* [Work to do]: Write out the entries below once more, exactly, with the pictures left out.

(Data entries)
==========
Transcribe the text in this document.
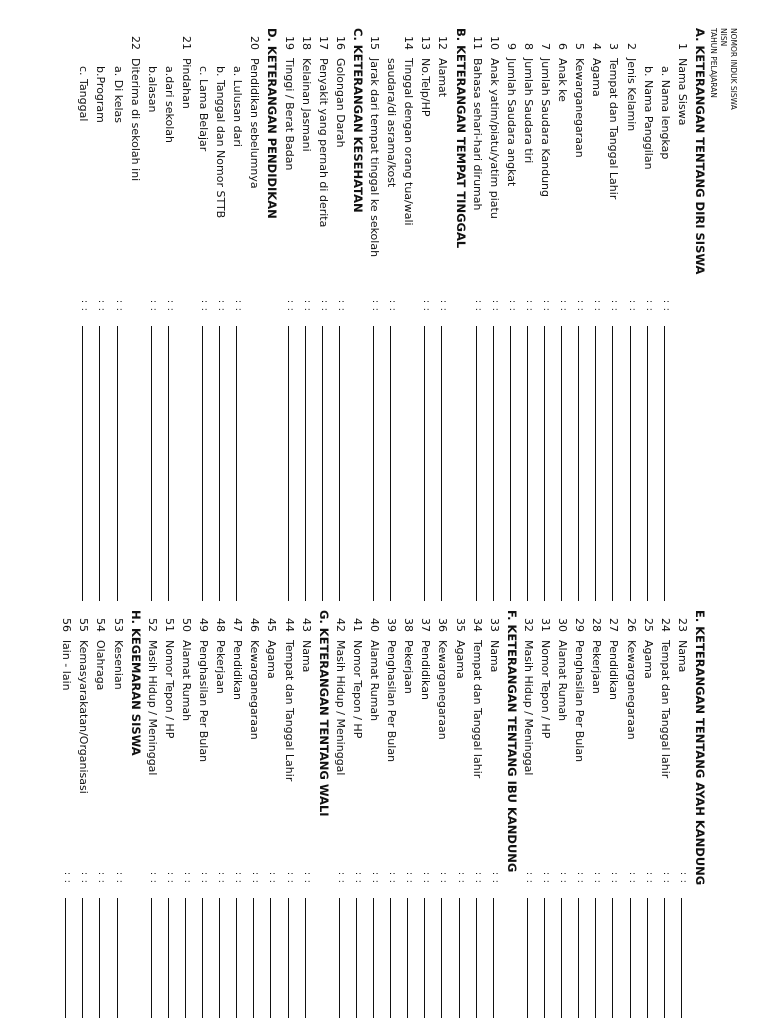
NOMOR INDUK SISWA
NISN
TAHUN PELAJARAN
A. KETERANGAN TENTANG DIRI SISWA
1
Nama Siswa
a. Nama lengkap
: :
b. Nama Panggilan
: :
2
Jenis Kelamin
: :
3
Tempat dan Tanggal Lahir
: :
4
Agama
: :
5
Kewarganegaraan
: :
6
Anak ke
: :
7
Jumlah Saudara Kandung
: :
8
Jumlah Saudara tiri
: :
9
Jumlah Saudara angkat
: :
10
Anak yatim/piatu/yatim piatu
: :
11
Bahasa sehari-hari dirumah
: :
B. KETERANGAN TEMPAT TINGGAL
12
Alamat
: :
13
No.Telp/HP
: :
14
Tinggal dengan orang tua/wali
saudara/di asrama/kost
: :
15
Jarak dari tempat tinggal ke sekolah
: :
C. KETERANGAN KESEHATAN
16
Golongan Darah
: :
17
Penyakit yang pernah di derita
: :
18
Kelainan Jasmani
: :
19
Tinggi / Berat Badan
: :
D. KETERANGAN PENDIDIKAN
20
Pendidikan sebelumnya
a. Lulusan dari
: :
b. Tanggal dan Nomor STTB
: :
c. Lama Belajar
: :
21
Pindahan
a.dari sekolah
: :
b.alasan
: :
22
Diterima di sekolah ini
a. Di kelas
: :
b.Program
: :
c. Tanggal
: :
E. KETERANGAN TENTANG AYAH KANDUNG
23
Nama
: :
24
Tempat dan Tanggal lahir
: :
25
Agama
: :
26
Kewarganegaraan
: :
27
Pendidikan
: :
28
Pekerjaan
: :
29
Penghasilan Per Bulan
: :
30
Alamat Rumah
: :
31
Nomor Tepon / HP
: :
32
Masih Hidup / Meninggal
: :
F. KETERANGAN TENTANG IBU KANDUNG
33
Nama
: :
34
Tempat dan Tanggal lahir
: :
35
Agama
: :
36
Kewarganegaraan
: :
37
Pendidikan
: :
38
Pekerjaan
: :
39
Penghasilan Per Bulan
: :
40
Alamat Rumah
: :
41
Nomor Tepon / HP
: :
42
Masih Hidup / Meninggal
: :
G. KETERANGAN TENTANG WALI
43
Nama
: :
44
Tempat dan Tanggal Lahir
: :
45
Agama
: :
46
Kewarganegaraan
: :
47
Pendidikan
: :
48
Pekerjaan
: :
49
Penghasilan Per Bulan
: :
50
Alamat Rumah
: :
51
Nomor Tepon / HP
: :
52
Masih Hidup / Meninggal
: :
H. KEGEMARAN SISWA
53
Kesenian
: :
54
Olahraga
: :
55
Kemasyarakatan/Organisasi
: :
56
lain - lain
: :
==========
* [Task response]:
Transcribe the text in this document.
NOMOR INDUK SISWA
NISN
TAHUN PELAJARAN
A. KETERANGAN TENTANG DIRI SISWA
1
Nama Siswa
a. Nama lengkap
: :
b. Nama Panggilan
: :
2
Jenis Kelamin
: :
3
Tempat dan Tanggal Lahir
: :
4
Agama
: :
5
Kewarganegaraan
: :
6
Anak ke
: :
7
Jumlah Saudara Kandung
: :
8
Jumlah Saudara tiri
: :
9
Jumlah Saudara angkat
: :
10
Anak yatim/piatu/yatim piatu
: :
11
Bahasa sehari-hari dirumah
: :
B. KETERANGAN TEMPAT TINGGAL
12
Alamat
: :
13
No.Telp/HP
: :
14
Tinggal dengan orang tua/wali
saudara/di asrama/kost
: :
15
Jarak dari tempat tinggal ke sekolah
: :
C. KETERANGAN KESEHATAN
16
Golongan Darah
: :
17
Penyakit yang pernah di derita
: :
18
Kelainan Jasmani
: :
19
Tinggi / Berat Badan
: :
D. KETERANGAN PENDIDIKAN
20
Pendidikan sebelumnya
a. Lulusan dari
: :
b. Tanggal dan Nomor STTB
: :
c. Lama Belajar
: :
21
Pindahan
a.dari sekolah
: :
b.alasan
: :
22
Diterima di sekolah ini
a. Di kelas
: :
b.Program
: :
c. Tanggal
: :
E. KETERANGAN TENTANG AYAH KANDUNG
23
Nama
: :
24
Tempat dan Tanggal lahir
: :
25
Agama
: :
26
Kewarganegaraan
: :
27
Pendidikan
: :
28
Pekerjaan
: :
29
Penghasilan Per Bulan
: :
30
Alamat Rumah
: :
31
Nomor Tepon / HP
: :
32
Masih Hidup / Meninggal
: :
F. KETERANGAN TENTANG IBU KANDUNG
33
Nama
: :
34
Tempat dan Tanggal lahir
: :
35
Agama
: :
36
Kewarganegaraan
: :
37
Pendidikan
: :
38
Pekerjaan
: :
39
Penghasilan Per Bulan
: :
40
Alamat Rumah
: :
41
Nomor Tepon / HP
: :
42
Masih Hidup / Meninggal
: :
G. KETERANGAN TENTANG WALI
43
Nama
: :
44
Tempat dan Tanggal Lahir
: :
45
Agama
: :
46
Kewarganegaraan
: :
47
Pendidikan
: :
48
Pekerjaan
: :
49
Penghasilan Per Bulan
: :
50
Alamat Rumah
: :
51
Nomor Tepon / HP
: :
52
Masih Hidup / Meninggal
: :
H. KEGEMARAN SISWA
53
Kesenian
: :
54
Olahraga
: :
55
Kemasyarakatan/Organisasi
: :
56
lain - lain
: :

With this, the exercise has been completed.